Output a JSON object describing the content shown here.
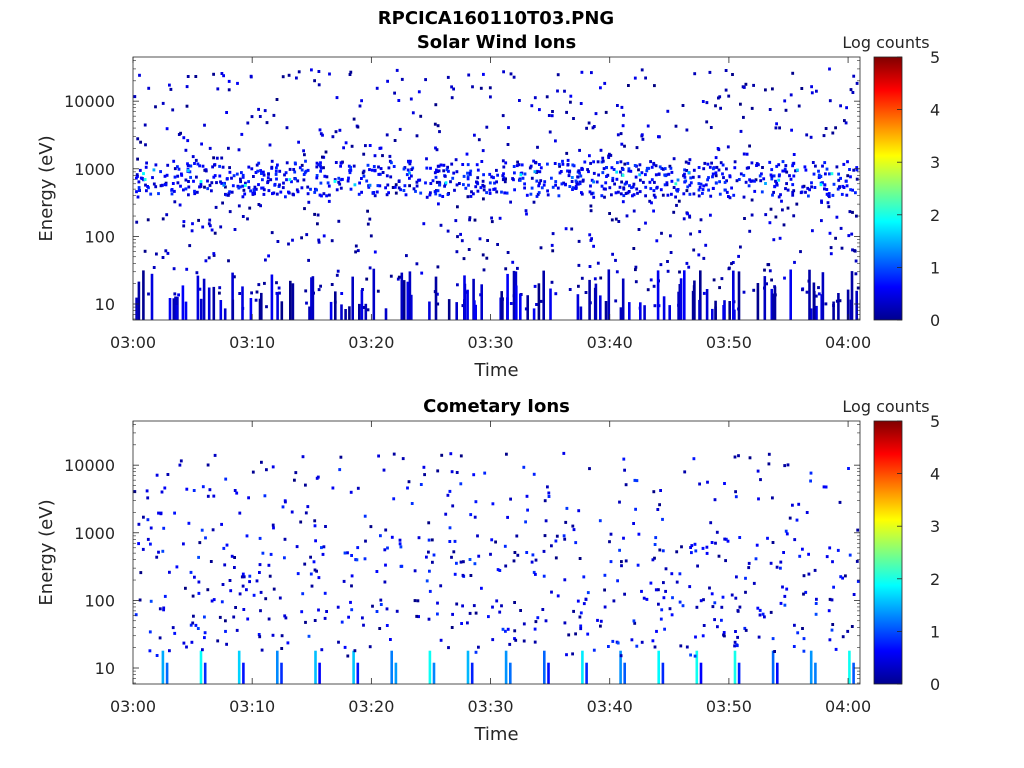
{
  "figure": {
    "suptitle": "RPCICA160110T03.PNG"
  },
  "chart_data": [
    {
      "type": "heatmap",
      "title": "Solar Wind Ions",
      "xlabel": "Time",
      "ylabel": "Energy (eV)",
      "x_range": [
        "03:00",
        "04:01"
      ],
      "x_ticks": [
        "03:00",
        "03:10",
        "03:20",
        "03:30",
        "03:40",
        "03:50",
        "04:00"
      ],
      "y_scale": "log",
      "y_range": [
        5.8,
        45000
      ],
      "y_ticks": [
        "10",
        "100",
        "1000",
        "10000"
      ],
      "colorbar": {
        "label": "Log counts",
        "ticks": [
          "0",
          "1",
          "2",
          "3",
          "4",
          "5"
        ],
        "range": [
          0,
          5
        ],
        "colormap": "jet"
      },
      "grid": false,
      "features": [
        {
          "description": "scattered single counts across all energies",
          "energy_range_eV": [
            5.8,
            30000
          ],
          "log_counts": [
            0,
            0.7
          ]
        },
        {
          "description": "solar wind band",
          "energy_range_eV": [
            400,
            1300
          ],
          "log_counts": [
            0.5,
            2.2
          ]
        },
        {
          "description": "low-energy streaks",
          "energy_range_eV": [
            5.8,
            30
          ],
          "log_counts": [
            0,
            0.8
          ]
        }
      ]
    },
    {
      "type": "heatmap",
      "title": "Cometary Ions",
      "xlabel": "Time",
      "ylabel": "Energy (eV)",
      "x_range": [
        "03:00",
        "04:01"
      ],
      "x_ticks": [
        "03:00",
        "03:10",
        "03:20",
        "03:30",
        "03:40",
        "03:50",
        "04:00"
      ],
      "y_scale": "log",
      "y_range": [
        5.8,
        45000
      ],
      "y_ticks": [
        "10",
        "100",
        "1000",
        "10000"
      ],
      "colorbar": {
        "label": "Log counts",
        "ticks": [
          "0",
          "1",
          "2",
          "3",
          "4",
          "5"
        ],
        "range": [
          0,
          5
        ],
        "colormap": "jet"
      },
      "grid": false,
      "features": [
        {
          "description": "periodic low-energy bursts about every 3.2 min",
          "energy_range_eV": [
            5.8,
            30
          ],
          "log_counts": [
            0.5,
            2.0
          ]
        },
        {
          "description": "sparse counts at intermediate and high energies",
          "energy_range_eV": [
            20,
            15000
          ],
          "log_counts": [
            0,
            1.0
          ]
        }
      ]
    }
  ]
}
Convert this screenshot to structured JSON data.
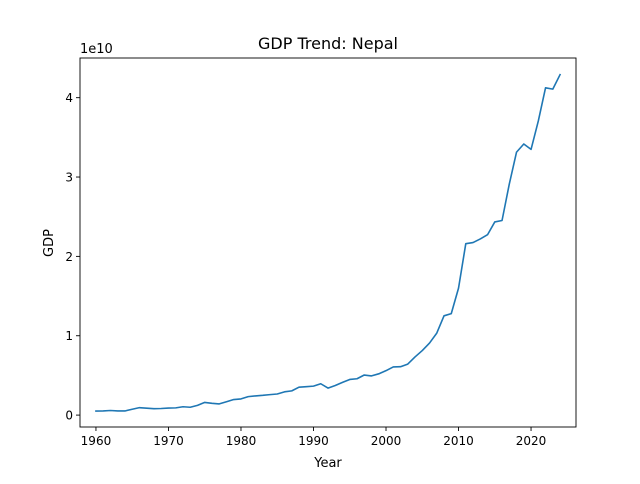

○ ○ ○ ○

GIVEN REQUEST >>
Each record must be quoted in full and exactly. Do not include the pictures.

THE ANSWER >>
Output a JSON object describing the content shown here.
{
  "figure": {
    "suptitle": "RPCICA160110T03.PNG"
  },
  "chart_data": [
    {
      "type": "heatmap",
      "title": "Solar Wind Ions",
      "xlabel": "Time",
      "ylabel": "Energy (eV)",
      "x_range": [
        "03:00",
        "04:01"
      ],
      "x_ticks": [
        "03:00",
        "03:10",
        "03:20",
        "03:30",
        "03:40",
        "03:50",
        "04:00"
      ],
      "y_scale": "log",
      "y_range": [
        5.8,
        45000
      ],
      "y_ticks": [
        "10",
        "100",
        "1000",
        "10000"
      ],
      "colorbar": {
        "label": "Log counts",
        "ticks": [
          "0",
          "1",
          "2",
          "3",
          "4",
          "5"
        ],
        "range": [
          0,
          5
        ],
        "colormap": "jet"
      },
      "grid": false,
      "features": [
        {
          "description": "scattered single counts across all energies",
          "energy_range_eV": [
            5.8,
            30000
          ],
          "log_counts": [
            0,
            0.7
          ]
        },
        {
          "description": "solar wind band",
          "energy_range_eV": [
            400,
            1300
          ],
          "log_counts": [
            0.5,
            2.2
          ]
        },
        {
          "description": "low-energy streaks",
          "energy_range_eV": [
            5.8,
            30
          ],
          "log_counts": [
            0,
            0.8
          ]
        }
      ]
    },
    {
      "type": "heatmap",
      "title": "Cometary Ions",
      "xlabel": "Time",
      "ylabel": "Energy (eV)",
      "x_range": [
        "03:00",
        "04:01"
      ],
      "x_ticks": [
        "03:00",
        "03:10",
        "03:20",
        "03:30",
        "03:40",
        "03:50",
        "04:00"
      ],
      "y_scale": "log",
      "y_range": [
        5.8,
        45000
      ],
      "y_ticks": [
        "10",
        "100",
        "1000",
        "10000"
      ],
      "colorbar": {
        "label": "Log counts",
        "ticks": [
          "0",
          "1",
          "2",
          "3",
          "4",
          "5"
        ],
        "range": [
          0,
          5
        ],
        "colormap": "jet"
      },
      "grid": false,
      "features": [
        {
          "description": "periodic low-energy bursts about every 3.2 min",
          "energy_range_eV": [
            5.8,
            30
          ],
          "log_counts": [
            0.5,
            2.0
          ]
        },
        {
          "description": "sparse counts at intermediate and high energies",
          "energy_range_eV": [
            20,
            15000
          ],
          "log_counts": [
            0,
            1.0
          ]
        }
      ]
    }
  ]
}
Convert this screenshot to structured JSON data.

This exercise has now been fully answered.